-- Begin Records shown --
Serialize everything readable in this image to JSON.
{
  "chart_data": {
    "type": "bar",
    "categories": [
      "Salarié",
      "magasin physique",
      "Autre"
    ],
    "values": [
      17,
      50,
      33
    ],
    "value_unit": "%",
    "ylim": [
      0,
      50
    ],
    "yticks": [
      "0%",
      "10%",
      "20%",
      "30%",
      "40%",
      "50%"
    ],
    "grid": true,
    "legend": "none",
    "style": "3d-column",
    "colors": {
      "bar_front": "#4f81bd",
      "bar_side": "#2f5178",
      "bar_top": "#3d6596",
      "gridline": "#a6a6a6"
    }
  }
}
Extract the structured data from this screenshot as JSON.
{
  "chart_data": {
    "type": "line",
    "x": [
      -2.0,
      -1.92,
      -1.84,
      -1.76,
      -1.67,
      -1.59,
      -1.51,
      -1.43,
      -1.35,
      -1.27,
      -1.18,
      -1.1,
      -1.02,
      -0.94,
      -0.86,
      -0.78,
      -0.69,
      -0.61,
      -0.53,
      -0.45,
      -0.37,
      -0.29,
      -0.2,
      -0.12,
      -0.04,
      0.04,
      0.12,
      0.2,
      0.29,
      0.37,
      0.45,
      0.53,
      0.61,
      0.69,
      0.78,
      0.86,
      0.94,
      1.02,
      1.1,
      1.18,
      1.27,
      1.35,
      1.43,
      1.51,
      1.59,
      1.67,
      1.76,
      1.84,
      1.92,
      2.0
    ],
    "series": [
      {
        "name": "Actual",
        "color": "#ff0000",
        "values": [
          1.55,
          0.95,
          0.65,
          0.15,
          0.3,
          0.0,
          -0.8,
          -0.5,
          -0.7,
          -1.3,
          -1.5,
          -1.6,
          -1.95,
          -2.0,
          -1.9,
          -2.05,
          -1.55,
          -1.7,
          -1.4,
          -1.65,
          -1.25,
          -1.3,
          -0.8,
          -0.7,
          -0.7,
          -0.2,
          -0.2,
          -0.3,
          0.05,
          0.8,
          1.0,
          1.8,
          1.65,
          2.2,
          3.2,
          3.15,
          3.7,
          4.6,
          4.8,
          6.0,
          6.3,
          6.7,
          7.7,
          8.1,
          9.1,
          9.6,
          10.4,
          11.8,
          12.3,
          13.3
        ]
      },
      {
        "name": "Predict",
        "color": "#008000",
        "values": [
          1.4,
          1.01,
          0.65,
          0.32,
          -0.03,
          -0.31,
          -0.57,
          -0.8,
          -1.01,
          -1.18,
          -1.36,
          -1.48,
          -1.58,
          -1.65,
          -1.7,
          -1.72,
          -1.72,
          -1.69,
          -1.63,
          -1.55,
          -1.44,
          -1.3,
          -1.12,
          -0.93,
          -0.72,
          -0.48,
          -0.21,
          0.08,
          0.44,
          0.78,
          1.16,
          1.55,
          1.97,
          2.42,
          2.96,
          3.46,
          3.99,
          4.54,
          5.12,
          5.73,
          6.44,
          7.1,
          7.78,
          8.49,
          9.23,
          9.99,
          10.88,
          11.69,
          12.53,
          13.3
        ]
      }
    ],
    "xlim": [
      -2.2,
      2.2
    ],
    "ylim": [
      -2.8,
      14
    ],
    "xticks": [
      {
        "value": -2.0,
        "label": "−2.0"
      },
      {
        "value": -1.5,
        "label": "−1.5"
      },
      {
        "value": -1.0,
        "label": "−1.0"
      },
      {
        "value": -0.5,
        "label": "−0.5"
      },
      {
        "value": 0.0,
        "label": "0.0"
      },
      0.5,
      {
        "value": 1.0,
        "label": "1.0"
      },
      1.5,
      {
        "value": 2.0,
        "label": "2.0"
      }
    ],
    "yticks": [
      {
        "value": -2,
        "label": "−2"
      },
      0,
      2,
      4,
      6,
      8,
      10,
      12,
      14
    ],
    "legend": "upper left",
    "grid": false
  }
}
-- End Records shown --
• _What you are asked to do_
Write every record out again, unaltered.

• _Reply to the task_
Serialize everything readable in this image to JSON.
{
  "chart_data": {
    "type": "bar",
    "categories": [
      "Salarié",
      "magasin physique",
      "Autre"
    ],
    "values": [
      17,
      50,
      33
    ],
    "value_unit": "%",
    "ylim": [
      0,
      50
    ],
    "yticks": [
      "0%",
      "10%",
      "20%",
      "30%",
      "40%",
      "50%"
    ],
    "grid": true,
    "legend": "none",
    "style": "3d-column",
    "colors": {
      "bar_front": "#4f81bd",
      "bar_side": "#2f5178",
      "bar_top": "#3d6596",
      "gridline": "#a6a6a6"
    }
  }
}
Extract the structured data from this screenshot as JSON.
{
  "chart_data": {
    "type": "line",
    "x": [
      -2.0,
      -1.92,
      -1.84,
      -1.76,
      -1.67,
      -1.59,
      -1.51,
      -1.43,
      -1.35,
      -1.27,
      -1.18,
      -1.1,
      -1.02,
      -0.94,
      -0.86,
      -0.78,
      -0.69,
      -0.61,
      -0.53,
      -0.45,
      -0.37,
      -0.29,
      -0.2,
      -0.12,
      -0.04,
      0.04,
      0.12,
      0.2,
      0.29,
      0.37,
      0.45,
      0.53,
      0.61,
      0.69,
      0.78,
      0.86,
      0.94,
      1.02,
      1.1,
      1.18,
      1.27,
      1.35,
      1.43,
      1.51,
      1.59,
      1.67,
      1.76,
      1.84,
      1.92,
      2.0
    ],
    "series": [
      {
        "name": "Actual",
        "color": "#ff0000",
        "values": [
          1.55,
          0.95,
          0.65,
          0.15,
          0.3,
          0.0,
          -0.8,
          -0.5,
          -0.7,
          -1.3,
          -1.5,
          -1.6,
          -1.95,
          -2.0,
          -1.9,
          -2.05,
          -1.55,
          -1.7,
          -1.4,
          -1.65,
          -1.25,
          -1.3,
          -0.8,
          -0.7,
          -0.7,
          -0.2,
          -0.2,
          -0.3,
          0.05,
          0.8,
          1.0,
          1.8,
          1.65,
          2.2,
          3.2,
          3.15,
          3.7,
          4.6,
          4.8,
          6.0,
          6.3,
          6.7,
          7.7,
          8.1,
          9.1,
          9.6,
          10.4,
          11.8,
          12.3,
          13.3
        ]
      },
      {
        "name": "Predict",
        "color": "#008000",
        "values": [
          1.4,
          1.01,
          0.65,
          0.32,
          -0.03,
          -0.31,
          -0.57,
          -0.8,
          -1.01,
          -1.18,
          -1.36,
          -1.48,
          -1.58,
          -1.65,
          -1.7,
          -1.72,
          -1.72,
          -1.69,
          -1.63,
          -1.55,
          -1.44,
          -1.3,
          -1.12,
          -0.93,
          -0.72,
          -0.48,
          -0.21,
          0.08,
          0.44,
          0.78,
          1.16,
          1.55,
          1.97,
          2.42,
          2.96,
          3.46,
          3.99,
          4.54,
          5.12,
          5.73,
          6.44,
          7.1,
          7.78,
          8.49,
          9.23,
          9.99,
          10.88,
          11.69,
          12.53,
          13.3
        ]
      }
    ],
    "xlim": [
      -2.2,
      2.2
    ],
    "ylim": [
      -2.8,
      14
    ],
    "xticks": [
      {
        "value": -2.0,
        "label": "−2.0"
      },
      {
        "value": -1.5,
        "label": "−1.5"
      },
      {
        "value": -1.0,
        "label": "−1.0"
      },
      {
        "value": -0.5,
        "label": "−0.5"
      },
      {
        "value": 0.0,
        "label": "0.0"
      },
      0.5,
      {
        "value": 1.0,
        "label": "1.0"
      },
      1.5,
      {
        "value": 2.0,
        "label": "2.0"
      }
    ],
    "yticks": [
      {
        "value": -2,
        "label": "−2"
      },
      0,
      2,
      4,
      6,
      8,
      10,
      12,
      14
    ],
    "legend": "upper left",
    "grid": false
  }
}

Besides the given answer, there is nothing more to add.